→ **WRITTEN EXERCISE**: Lines containing the word "stawki" should be extracted in full.

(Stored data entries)
======
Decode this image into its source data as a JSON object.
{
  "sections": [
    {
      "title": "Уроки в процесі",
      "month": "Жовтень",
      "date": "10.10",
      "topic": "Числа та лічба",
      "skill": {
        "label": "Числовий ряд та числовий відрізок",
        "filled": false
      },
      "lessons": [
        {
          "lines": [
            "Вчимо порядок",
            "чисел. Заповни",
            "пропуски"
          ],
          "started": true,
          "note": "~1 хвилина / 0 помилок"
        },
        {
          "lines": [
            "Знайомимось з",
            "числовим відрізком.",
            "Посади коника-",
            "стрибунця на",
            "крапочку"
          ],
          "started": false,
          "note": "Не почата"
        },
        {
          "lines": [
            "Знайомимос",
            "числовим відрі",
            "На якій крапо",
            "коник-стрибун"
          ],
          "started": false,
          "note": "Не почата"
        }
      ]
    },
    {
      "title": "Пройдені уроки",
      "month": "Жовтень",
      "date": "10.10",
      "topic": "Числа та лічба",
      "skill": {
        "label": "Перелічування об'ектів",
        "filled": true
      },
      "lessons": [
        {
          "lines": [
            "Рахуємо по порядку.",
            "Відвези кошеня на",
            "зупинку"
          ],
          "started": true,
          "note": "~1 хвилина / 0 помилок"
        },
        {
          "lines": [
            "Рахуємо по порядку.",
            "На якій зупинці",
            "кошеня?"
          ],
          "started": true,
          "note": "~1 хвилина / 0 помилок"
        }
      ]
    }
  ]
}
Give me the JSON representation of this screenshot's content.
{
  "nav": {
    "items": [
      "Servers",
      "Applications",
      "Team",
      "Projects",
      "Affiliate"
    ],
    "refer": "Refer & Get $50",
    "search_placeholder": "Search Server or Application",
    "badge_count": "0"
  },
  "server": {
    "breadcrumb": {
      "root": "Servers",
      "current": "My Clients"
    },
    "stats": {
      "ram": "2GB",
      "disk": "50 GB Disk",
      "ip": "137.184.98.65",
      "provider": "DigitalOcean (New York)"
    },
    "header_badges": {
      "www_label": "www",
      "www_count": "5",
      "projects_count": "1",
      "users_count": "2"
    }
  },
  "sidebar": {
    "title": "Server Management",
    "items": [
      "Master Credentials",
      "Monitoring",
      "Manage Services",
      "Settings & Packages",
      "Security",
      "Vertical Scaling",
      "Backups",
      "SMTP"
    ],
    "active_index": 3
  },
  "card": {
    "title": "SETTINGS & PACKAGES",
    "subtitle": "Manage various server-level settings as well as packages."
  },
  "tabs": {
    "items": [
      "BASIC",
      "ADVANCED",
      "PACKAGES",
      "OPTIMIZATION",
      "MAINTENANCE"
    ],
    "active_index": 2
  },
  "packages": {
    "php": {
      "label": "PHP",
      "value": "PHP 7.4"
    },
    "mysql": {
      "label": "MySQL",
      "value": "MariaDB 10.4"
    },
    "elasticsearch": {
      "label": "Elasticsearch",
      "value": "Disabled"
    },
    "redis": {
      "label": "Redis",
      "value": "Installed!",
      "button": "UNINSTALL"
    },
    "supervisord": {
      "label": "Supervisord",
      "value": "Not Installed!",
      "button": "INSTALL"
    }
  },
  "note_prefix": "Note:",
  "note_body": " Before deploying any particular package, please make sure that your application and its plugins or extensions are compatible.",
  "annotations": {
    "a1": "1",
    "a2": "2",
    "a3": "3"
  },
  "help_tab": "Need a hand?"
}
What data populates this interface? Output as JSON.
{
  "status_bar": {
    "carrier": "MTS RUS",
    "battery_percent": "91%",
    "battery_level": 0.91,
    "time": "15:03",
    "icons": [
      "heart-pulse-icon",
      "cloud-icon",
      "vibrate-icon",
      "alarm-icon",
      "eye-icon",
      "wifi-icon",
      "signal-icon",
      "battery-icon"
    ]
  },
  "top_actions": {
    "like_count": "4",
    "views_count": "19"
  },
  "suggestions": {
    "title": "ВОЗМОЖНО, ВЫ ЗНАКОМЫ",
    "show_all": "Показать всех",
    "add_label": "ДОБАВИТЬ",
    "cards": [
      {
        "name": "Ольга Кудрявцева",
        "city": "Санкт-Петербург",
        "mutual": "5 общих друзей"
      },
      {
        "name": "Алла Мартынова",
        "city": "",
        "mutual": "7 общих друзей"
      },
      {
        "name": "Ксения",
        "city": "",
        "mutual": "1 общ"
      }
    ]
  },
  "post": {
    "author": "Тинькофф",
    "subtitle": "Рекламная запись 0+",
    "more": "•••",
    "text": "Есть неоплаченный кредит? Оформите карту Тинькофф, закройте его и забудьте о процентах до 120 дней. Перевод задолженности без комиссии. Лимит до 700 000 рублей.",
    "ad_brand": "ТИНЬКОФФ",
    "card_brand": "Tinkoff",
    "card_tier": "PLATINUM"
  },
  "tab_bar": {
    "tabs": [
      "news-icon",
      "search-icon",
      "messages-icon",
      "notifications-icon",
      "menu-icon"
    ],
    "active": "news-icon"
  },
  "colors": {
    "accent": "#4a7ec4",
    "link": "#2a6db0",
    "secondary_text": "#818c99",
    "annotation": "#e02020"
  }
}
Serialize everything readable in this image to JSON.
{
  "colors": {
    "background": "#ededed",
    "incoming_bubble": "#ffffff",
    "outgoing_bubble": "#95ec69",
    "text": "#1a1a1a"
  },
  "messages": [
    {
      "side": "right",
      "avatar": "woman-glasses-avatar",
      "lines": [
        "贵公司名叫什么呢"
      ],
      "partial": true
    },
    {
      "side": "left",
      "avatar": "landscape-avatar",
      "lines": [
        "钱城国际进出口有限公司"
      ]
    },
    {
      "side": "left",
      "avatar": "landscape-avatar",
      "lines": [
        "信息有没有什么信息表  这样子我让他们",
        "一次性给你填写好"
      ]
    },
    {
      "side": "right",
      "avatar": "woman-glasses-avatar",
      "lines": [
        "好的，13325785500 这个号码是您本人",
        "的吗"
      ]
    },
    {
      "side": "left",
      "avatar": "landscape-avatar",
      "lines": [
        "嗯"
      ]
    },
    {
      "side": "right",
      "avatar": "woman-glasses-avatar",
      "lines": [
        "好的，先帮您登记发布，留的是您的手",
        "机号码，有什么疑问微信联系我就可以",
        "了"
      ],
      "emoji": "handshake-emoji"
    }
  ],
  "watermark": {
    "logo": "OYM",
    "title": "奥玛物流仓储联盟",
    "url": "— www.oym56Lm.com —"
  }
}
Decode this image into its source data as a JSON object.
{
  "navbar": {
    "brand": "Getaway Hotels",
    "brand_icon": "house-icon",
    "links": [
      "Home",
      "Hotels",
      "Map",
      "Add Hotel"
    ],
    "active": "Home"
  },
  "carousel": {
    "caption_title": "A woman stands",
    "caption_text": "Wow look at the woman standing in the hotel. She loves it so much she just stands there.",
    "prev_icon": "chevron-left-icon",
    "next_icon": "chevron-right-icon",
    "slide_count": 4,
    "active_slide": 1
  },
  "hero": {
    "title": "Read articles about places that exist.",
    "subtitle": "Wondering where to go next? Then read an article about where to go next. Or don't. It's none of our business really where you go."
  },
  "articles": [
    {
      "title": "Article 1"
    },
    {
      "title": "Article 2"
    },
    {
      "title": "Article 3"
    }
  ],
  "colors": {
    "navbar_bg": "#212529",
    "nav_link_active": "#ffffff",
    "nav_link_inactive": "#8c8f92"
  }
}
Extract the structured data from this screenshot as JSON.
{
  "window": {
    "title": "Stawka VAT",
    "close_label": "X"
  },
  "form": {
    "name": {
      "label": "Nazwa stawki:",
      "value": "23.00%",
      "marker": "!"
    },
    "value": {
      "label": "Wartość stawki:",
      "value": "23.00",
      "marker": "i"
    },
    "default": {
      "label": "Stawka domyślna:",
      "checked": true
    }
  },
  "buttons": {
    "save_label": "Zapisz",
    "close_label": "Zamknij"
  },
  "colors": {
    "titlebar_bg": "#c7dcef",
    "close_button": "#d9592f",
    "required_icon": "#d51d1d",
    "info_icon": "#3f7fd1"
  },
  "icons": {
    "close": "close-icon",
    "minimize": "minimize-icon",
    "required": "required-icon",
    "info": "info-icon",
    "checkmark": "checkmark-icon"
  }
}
======
→ **OUTPUT**:
      "label": "Nazwa stawki:",
      "label": "Wartość stawki:",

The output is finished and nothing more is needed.